• [PASSAGE]
CNN Money reports that Scott Kennedy, director of the Project on Chinese Business and Political Economy at the Center for Strategic and International Studies, said that it would be unwise to make too much hay of Trump’s tariffs. The outlet adds that the United States already has “more than 150 other U.S. trade measures in place against various Chinese products.”
Many conservatives oppose tariffs as a rule because they have the capacity to negatively impact the economy, merely shifting expenses and jobs around rather than saving them.
A chapter in Henry Hazlitt’s 1946 book, “Economics in One Lesson,” focuses on the negative effect tariffs can have. He uses “foreign knit goods” as an example.
Now let us look at the effect of imposing a tariff. Suppose that there had been no tariff on foreign knit goods, that Americans were accustomed to buying foreign sweaters without duty, and that the argument were then put forward that we could bring a domestic sweater industry into existence by imposing a duty of $5 on sweaters.
There would be nothing logically wrong with this argument so far as it went. The cost of British sweaters to the American consumer might thereby be forced so high that American manufacturers would find it profitable to enter the sweater business. But American consumers would be forced to subsidize this industry. On every American sweater they bought they would be forced in effect to pay a tax of $5 which would be collected from them in a higher price by the new sweater industry.

• [EXTRACTED INFORMATION]
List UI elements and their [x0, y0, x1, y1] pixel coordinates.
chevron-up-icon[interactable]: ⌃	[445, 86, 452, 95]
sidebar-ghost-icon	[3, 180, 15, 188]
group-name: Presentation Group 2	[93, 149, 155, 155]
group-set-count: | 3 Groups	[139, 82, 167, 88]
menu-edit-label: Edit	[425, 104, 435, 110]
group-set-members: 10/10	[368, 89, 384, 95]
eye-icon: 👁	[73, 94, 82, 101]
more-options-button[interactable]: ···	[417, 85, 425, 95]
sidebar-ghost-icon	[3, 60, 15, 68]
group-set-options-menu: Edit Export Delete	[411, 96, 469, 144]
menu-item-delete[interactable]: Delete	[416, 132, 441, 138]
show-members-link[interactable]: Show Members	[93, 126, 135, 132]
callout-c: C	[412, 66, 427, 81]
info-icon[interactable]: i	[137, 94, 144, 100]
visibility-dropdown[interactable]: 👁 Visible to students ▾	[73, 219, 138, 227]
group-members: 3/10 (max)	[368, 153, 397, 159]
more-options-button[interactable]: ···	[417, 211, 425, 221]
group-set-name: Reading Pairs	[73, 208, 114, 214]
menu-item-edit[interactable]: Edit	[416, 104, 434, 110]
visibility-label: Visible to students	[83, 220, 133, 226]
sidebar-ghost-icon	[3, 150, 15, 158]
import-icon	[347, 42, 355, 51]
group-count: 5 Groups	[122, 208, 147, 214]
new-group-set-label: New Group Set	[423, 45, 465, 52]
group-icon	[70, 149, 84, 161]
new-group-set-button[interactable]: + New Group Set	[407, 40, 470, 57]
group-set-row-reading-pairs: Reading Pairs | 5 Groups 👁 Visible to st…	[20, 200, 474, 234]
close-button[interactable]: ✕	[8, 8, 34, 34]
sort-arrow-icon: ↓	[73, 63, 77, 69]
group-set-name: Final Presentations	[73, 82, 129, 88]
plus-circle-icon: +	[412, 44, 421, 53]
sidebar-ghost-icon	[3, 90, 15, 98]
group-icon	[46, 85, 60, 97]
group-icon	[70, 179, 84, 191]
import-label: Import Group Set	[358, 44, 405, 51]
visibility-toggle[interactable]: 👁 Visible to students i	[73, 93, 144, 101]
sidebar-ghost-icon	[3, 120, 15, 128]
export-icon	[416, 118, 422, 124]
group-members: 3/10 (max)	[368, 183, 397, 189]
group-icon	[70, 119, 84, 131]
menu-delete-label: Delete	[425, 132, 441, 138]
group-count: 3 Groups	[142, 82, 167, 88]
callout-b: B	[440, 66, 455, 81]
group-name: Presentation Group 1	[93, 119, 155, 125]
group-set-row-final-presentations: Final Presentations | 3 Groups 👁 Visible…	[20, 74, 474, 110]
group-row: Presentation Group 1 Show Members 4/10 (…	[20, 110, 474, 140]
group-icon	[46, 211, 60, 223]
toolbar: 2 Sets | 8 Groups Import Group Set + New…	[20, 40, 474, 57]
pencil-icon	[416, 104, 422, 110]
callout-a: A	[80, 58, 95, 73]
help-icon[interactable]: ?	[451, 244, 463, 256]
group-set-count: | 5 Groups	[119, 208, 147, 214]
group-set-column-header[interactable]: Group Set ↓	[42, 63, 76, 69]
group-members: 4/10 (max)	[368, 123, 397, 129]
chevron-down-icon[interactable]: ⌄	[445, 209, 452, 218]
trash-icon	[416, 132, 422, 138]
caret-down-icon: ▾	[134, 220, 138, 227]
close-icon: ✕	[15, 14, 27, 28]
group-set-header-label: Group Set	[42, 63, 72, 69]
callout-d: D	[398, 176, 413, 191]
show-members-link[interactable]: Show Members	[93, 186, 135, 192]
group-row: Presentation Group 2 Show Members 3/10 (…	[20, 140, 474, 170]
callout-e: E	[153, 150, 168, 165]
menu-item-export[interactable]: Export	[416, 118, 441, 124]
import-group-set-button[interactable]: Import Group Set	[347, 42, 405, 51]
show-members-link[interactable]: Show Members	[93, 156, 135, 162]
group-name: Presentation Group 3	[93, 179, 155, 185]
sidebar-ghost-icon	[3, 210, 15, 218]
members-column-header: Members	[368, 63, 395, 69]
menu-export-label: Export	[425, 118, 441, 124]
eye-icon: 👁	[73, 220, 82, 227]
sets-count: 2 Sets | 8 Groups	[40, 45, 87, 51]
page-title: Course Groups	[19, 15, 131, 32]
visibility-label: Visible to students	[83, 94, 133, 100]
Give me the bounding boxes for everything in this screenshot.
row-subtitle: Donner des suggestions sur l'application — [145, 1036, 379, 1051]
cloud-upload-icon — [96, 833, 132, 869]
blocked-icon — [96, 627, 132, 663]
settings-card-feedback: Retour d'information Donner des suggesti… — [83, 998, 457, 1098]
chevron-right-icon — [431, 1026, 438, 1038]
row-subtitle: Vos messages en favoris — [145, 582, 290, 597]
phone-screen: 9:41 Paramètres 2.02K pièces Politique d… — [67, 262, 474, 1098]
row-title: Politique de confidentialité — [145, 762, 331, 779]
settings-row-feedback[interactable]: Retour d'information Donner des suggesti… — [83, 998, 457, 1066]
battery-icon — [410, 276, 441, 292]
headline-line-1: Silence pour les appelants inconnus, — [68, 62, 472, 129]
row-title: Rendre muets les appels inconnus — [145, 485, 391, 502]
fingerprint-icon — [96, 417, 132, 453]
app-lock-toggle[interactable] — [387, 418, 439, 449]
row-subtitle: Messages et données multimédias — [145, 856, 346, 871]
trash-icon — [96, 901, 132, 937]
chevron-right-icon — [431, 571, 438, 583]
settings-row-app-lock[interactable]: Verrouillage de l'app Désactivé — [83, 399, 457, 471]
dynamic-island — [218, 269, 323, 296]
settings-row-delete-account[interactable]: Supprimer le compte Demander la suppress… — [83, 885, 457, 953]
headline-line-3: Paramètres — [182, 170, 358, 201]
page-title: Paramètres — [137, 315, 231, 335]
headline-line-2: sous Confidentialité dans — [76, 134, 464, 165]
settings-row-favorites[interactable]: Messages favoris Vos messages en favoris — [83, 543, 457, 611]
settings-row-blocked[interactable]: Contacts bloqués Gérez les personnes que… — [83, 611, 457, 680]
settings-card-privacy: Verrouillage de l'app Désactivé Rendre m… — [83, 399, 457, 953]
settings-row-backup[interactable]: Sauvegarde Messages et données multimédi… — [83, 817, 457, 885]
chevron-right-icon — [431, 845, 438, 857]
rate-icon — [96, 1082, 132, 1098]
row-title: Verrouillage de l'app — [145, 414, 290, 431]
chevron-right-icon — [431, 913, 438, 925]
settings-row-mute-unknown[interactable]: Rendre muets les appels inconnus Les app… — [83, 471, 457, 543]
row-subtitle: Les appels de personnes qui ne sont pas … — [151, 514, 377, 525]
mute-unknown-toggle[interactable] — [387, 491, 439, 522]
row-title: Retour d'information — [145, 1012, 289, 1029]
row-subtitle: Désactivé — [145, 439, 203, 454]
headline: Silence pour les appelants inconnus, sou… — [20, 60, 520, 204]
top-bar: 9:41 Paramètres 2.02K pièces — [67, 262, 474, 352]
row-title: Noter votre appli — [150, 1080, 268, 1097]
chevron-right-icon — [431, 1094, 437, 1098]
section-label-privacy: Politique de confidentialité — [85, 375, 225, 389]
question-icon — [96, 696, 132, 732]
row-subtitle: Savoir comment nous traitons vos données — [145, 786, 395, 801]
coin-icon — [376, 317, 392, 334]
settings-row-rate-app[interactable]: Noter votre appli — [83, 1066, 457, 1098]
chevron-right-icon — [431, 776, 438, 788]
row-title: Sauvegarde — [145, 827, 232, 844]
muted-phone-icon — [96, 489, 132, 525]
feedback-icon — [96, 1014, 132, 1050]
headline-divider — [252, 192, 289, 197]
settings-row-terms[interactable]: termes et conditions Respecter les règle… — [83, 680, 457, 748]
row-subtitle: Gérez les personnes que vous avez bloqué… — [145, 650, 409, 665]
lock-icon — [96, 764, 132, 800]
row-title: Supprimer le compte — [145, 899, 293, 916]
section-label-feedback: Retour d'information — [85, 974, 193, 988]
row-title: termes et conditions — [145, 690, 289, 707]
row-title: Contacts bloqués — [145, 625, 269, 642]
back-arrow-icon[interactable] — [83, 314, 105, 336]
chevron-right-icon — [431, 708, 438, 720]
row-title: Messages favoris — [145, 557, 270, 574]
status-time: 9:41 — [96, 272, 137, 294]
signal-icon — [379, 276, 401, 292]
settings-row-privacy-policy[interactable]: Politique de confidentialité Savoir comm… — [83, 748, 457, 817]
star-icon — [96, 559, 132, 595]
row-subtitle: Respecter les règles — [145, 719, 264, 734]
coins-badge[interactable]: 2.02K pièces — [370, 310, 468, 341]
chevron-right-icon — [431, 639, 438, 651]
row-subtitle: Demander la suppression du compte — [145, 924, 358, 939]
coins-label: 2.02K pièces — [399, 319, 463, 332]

• [ACTIVITY]
Continue the passage on Hazlitt's tariff example from the point where it stops. The entries have nothing to do with what follows.

• [EXPECTED ANSWER]
Americans would be employed in a sweater industry who had not previously been employed in a sweater industry. That much is true. But there would be no net addition to the country’s industry or the country’s employment. Because the American consumer had to pay $5 more for the same quality of sweater he would have just that much less left over to buy anything else. He would have to reduce his expenditures by $5 somewhere else. In order that one industry might grow or come into existence, a hundred other industries would have to shrink. In order that 20,000 persons might be employed in a sweater industry, 20,000 fewer persons would be employed elsewhere.
But the new industry would be visible. The number of its employees, the capital invested in it, the market value of its product in terms of dollars, could be easily counted. The neighbors could see the sweater workers going to and from the factory every day. The results would be palpable and direct. But the shrinkage of a hundred other industries, the loss of 20,000 other jobs somewhere else, would not be so easily noticed.
… And this brings us to the real effect of a tariff. It is not merely that all its visible gains are offset by less obvious but no less real losses. It results, in fact, in a net loss to the country.
… as a result of the artificial barrier erected against foreign goods, American labor, capital and land are deflected from what they can do more efficiently to what they do less efficiently. Therefore, as a result of the tariff, the average productivity of American labor and capital is reduced.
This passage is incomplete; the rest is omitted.